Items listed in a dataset
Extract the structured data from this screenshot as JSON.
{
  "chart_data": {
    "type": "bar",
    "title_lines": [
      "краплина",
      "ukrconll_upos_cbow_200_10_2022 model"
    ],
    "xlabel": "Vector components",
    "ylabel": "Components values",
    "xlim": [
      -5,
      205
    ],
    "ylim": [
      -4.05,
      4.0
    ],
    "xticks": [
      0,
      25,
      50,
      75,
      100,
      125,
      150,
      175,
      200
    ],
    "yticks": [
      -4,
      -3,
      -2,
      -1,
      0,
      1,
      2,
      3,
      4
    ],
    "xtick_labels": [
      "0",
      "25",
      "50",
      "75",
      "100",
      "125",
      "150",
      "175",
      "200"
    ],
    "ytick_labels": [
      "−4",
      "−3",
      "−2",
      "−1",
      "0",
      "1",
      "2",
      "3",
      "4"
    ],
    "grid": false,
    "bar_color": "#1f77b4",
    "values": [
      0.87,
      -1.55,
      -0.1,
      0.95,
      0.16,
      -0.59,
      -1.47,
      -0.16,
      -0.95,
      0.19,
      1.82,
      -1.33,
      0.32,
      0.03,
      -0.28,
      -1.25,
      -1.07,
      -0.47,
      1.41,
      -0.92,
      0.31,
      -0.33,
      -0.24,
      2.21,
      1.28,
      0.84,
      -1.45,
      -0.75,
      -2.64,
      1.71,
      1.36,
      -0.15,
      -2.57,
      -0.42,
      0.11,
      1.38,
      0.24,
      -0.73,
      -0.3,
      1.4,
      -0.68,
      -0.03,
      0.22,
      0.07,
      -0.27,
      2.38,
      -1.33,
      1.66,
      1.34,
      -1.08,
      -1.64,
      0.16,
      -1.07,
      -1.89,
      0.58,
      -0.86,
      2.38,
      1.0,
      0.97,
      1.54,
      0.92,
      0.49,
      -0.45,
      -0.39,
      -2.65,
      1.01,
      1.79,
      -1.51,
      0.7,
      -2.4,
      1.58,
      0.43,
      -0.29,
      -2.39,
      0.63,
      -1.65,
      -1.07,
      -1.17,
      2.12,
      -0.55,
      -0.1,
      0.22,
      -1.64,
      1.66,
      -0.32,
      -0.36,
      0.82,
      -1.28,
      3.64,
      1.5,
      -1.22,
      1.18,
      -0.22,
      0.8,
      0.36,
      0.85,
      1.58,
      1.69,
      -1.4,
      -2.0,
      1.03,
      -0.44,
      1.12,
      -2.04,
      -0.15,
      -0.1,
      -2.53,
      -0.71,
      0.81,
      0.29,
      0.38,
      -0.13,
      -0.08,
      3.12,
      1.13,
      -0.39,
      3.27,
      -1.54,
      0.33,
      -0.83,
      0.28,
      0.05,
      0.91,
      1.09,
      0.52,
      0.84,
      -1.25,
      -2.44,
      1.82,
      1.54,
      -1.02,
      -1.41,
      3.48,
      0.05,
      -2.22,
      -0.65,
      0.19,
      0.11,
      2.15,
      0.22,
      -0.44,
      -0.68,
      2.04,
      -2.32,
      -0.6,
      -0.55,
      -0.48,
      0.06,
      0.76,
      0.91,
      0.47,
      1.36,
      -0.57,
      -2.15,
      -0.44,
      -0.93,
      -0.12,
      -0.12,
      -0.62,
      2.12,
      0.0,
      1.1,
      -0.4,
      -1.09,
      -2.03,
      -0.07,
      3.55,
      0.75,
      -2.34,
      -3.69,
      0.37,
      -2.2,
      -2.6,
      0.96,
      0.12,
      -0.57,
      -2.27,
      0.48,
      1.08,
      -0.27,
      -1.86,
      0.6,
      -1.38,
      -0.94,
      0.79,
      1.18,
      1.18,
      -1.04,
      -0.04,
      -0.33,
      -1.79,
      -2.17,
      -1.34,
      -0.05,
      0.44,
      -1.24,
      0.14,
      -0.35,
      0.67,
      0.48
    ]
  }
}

### Short exercise
Using the material above, print every entry exactly as written.

### Output of the exercise
Extract the structured data from this screenshot as JSON.
{
  "chart_data": {
    "type": "bar",
    "title_lines": [
      "краплина",
      "ukrconll_upos_cbow_200_10_2022 model"
    ],
    "xlabel": "Vector components",
    "ylabel": "Components values",
    "xlim": [
      -5,
      205
    ],
    "ylim": [
      -4.05,
      4.0
    ],
    "xticks": [
      0,
      25,
      50,
      75,
      100,
      125,
      150,
      175,
      200
    ],
    "yticks": [
      -4,
      -3,
      -2,
      -1,
      0,
      1,
      2,
      3,
      4
    ],
    "xtick_labels": [
      "0",
      "25",
      "50",
      "75",
      "100",
      "125",
      "150",
      "175",
      "200"
    ],
    "ytick_labels": [
      "−4",
      "−3",
      "−2",
      "−1",
      "0",
      "1",
      "2",
      "3",
      "4"
    ],
    "grid": false,
    "bar_color": "#1f77b4",
    "values": [
      0.87,
      -1.55,
      -0.1,
      0.95,
      0.16,
      -0.59,
      -1.47,
      -0.16,
      -0.95,
      0.19,
      1.82,
      -1.33,
      0.32,
      0.03,
      -0.28,
      -1.25,
      -1.07,
      -0.47,
      1.41,
      -0.92,
      0.31,
      -0.33,
      -0.24,
      2.21,
      1.28,
      0.84,
      -1.45,
      -0.75,
      -2.64,
      1.71,
      1.36,
      -0.15,
      -2.57,
      -0.42,
      0.11,
      1.38,
      0.24,
      -0.73,
      -0.3,
      1.4,
      -0.68,
      -0.03,
      0.22,
      0.07,
      -0.27,
      2.38,
      -1.33,
      1.66,
      1.34,
      -1.08,
      -1.64,
      0.16,
      -1.07,
      -1.89,
      0.58,
      -0.86,
      2.38,
      1.0,
      0.97,
      1.54,
      0.92,
      0.49,
      -0.45,
      -0.39,
      -2.65,
      1.01,
      1.79,
      -1.51,
      0.7,
      -2.4,
      1.58,
      0.43,
      -0.29,
      -2.39,
      0.63,
      -1.65,
      -1.07,
      -1.17,
      2.12,
      -0.55,
      -0.1,
      0.22,
      -1.64,
      1.66,
      -0.32,
      -0.36,
      0.82,
      -1.28,
      3.64,
      1.5,
      -1.22,
      1.18,
      -0.22,
      0.8,
      0.36,
      0.85,
      1.58,
      1.69,
      -1.4,
      -2.0,
      1.03,
      -0.44,
      1.12,
      -2.04,
      -0.15,
      -0.1,
      -2.53,
      -0.71,
      0.81,
      0.29,
      0.38,
      -0.13,
      -0.08,
      3.12,
      1.13,
      -0.39,
      3.27,
      -1.54,
      0.33,
      -0.83,
      0.28,
      0.05,
      0.91,
      1.09,
      0.52,
      0.84,
      -1.25,
      -2.44,
      1.82,
      1.54,
      -1.02,
      -1.41,
      3.48,
      0.05,
      -2.22,
      -0.65,
      0.19,
      0.11,
      2.15,
      0.22,
      -0.44,
      -0.68,
      2.04,
      -2.32,
      -0.6,
      -0.55,
      -0.48,
      0.06,
      0.76,
      0.91,
      0.47,
      1.36,
      -0.57,
      -2.15,
      -0.44,
      -0.93,
      -0.12,
      -0.12,
      -0.62,
      2.12,
      0.0,
      1.1,
      -0.4,
      -1.09,
      -2.03,
      -0.07,
      3.55,
      0.75,
      -2.34,
      -3.69,
      0.37,
      -2.2,
      -2.6,
      0.96,
      0.12,
      -0.57,
      -2.27,
      0.48,
      1.08,
      -0.27,
      -1.86,
      0.6,
      -1.38,
      -0.94,
      0.79,
      1.18,
      1.18,
      -1.04,
      -0.04,
      -0.33,
      -1.79,
      -2.17,
      -1.34,
      -0.05,
      0.44,
      -1.24,
      0.14,
      -0.35,
      0.67,
      0.48
    ]
  }
}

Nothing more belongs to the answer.